* begin INPUT ROWS *

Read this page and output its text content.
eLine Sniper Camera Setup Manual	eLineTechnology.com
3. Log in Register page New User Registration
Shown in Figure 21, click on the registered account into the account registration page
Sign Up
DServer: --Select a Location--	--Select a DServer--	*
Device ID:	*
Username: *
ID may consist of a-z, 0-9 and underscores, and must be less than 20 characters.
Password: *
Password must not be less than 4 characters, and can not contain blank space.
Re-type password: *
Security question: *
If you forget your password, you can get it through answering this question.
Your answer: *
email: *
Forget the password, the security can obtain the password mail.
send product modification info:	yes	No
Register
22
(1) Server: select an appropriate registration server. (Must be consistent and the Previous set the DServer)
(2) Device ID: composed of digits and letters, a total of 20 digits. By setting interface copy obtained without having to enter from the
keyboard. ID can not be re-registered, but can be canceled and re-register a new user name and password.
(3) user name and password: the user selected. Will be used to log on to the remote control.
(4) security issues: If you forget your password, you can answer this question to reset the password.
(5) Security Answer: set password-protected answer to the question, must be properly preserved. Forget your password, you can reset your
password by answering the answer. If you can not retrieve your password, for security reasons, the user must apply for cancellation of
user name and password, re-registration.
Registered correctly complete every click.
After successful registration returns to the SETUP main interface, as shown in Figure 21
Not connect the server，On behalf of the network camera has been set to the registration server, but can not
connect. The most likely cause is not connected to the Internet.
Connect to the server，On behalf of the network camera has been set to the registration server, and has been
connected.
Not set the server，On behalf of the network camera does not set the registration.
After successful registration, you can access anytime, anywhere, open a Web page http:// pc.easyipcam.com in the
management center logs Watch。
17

* end INPUT ROWS *

WHAT THE TASK ASKS.
The entries above must be returned exactly.

FINISHED TASK.
Read this page and output its text content.
eLine Sniper Camera Setup Manual	eLineTechnology.com
3. Log in Register page New User Registration
Shown in Figure 21, click on the registered account into the account registration page
Sign Up
DServer: --Select a Location--	--Select a DServer--	*
Device ID:	*
Username: *
ID may consist of a-z, 0-9 and underscores, and must be less than 20 characters.
Password: *
Password must not be less than 4 characters, and can not contain blank space.
Re-type password: *
Security question: *
If you forget your password, you can get it through answering this question.
Your answer: *
email: *
Forget the password, the security can obtain the password mail.
send product modification info:	yes	No
Register
22
(1) Server: select an appropriate registration server. (Must be consistent and the Previous set the DServer)
(2) Device ID: composed of digits and letters, a total of 20 digits. By setting interface copy obtained without having to enter from the
keyboard. ID can not be re-registered, but can be canceled and re-register a new user name and password.
(3) user name and password: the user selected. Will be used to log on to the remote control.
(4) security issues: If you forget your password, you can answer this question to reset the password.
(5) Security Answer: set password-protected answer to the question, must be properly preserved. Forget your password, you can reset your
password by answering the answer. If you can not retrieve your password, for security reasons, the user must apply for cancellation of
user name and password, re-registration.
Registered correctly complete every click.
After successful registration returns to the SETUP main interface, as shown in Figure 21
Not connect the server，On behalf of the network camera has been set to the registration server, but can not
connect. The most likely cause is not connected to the Internet.
Connect to the server，On behalf of the network camera has been set to the registration server, and has been
connected.
Not set the server，On behalf of the network camera does not set the registration.
After successful registration, you can access anytime, anywhere, open a Web page http:// pc.easyipcam.com in the
management center logs Watch。
17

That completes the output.